EXERCISE ▸
Using the data below, tally the lines that include the string "cities". Only the number is wanted.

DATA PROVIDED ▸
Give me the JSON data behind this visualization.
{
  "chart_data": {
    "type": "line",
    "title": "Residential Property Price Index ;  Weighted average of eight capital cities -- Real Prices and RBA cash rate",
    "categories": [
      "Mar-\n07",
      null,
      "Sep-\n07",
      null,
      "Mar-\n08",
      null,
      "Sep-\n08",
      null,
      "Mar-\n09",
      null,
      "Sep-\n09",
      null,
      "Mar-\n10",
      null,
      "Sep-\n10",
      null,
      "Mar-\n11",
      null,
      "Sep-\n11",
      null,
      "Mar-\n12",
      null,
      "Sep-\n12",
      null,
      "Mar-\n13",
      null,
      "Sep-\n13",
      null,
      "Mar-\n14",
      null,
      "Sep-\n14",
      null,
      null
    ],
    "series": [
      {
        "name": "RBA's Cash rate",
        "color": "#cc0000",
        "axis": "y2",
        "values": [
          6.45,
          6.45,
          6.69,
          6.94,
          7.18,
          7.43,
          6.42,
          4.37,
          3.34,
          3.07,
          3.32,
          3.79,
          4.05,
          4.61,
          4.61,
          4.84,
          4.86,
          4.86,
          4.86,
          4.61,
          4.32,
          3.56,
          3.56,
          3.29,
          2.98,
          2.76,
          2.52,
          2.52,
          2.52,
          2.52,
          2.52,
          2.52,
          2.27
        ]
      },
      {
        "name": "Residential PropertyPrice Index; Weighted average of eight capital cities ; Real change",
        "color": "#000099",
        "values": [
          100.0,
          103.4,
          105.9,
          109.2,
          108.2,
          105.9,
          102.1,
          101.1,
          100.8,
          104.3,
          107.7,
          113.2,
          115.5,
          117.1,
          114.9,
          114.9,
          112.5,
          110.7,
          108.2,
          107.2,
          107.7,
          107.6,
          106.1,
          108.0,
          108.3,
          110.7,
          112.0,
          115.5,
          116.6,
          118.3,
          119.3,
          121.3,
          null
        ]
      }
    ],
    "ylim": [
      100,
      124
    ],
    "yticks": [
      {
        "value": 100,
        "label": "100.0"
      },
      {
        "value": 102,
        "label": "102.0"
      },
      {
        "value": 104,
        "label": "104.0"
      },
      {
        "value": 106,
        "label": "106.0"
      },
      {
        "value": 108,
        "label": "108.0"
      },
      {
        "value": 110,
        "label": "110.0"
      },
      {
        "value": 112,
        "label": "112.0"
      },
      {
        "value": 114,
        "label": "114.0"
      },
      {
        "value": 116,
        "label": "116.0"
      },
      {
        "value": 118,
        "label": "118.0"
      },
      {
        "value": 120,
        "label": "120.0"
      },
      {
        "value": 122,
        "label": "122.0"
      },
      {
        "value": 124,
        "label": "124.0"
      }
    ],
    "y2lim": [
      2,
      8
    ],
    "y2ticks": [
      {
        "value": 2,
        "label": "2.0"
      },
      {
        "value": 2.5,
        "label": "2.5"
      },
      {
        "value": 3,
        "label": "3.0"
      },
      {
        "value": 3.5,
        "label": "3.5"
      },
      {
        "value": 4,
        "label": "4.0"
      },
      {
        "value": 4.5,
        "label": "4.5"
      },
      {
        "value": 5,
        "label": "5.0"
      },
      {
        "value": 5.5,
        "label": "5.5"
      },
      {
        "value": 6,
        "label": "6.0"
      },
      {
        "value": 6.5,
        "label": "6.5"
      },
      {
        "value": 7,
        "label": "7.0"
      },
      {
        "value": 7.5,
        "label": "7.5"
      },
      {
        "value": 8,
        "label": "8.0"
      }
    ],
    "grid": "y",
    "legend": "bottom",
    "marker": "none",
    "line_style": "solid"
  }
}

OUTPUT BELOW ▸
2